▶ [EXERCISE AIM]
Count the lines in the data below that contain the string "ticks", treating uppercase and lowercase as different, and reply with the number alone.

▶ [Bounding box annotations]
======

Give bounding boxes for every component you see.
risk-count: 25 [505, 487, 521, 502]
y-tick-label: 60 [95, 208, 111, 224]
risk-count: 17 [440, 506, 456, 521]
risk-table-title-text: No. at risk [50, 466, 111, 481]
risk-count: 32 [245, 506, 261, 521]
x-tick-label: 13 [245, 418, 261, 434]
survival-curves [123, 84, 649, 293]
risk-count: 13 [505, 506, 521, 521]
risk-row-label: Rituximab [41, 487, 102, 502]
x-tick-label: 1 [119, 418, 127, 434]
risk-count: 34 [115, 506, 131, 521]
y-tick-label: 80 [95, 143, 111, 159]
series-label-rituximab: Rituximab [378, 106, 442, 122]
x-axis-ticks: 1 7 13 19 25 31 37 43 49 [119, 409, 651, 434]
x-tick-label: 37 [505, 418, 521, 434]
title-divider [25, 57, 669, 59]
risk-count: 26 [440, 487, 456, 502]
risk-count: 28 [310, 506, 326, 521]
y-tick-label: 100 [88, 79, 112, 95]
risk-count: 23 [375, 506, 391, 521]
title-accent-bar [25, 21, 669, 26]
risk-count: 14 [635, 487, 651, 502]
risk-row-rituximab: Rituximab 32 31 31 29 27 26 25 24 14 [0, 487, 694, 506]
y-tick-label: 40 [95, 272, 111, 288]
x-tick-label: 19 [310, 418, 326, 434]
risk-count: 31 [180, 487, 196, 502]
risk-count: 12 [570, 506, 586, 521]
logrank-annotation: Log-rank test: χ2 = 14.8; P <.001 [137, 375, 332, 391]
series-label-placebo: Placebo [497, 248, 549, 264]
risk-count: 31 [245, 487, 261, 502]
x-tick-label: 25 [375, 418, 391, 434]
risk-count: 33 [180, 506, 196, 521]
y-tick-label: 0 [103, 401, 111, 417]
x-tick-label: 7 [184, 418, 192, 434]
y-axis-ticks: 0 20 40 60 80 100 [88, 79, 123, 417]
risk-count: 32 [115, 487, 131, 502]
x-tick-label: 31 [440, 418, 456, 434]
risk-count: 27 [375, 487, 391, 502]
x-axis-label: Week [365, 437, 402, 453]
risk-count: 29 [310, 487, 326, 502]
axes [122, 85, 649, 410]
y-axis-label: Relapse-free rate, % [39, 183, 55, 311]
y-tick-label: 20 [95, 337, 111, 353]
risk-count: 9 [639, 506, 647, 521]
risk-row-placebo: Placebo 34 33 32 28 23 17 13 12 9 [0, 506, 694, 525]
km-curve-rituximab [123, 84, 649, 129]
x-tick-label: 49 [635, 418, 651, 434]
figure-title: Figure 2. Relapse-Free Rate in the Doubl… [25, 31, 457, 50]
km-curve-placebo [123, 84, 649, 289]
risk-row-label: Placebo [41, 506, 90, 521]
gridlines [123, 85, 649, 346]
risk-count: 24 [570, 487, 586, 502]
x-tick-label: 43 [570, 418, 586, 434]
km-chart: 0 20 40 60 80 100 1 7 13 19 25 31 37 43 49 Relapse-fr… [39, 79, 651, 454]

======

▶ [EXERCISE OUTPUT]
2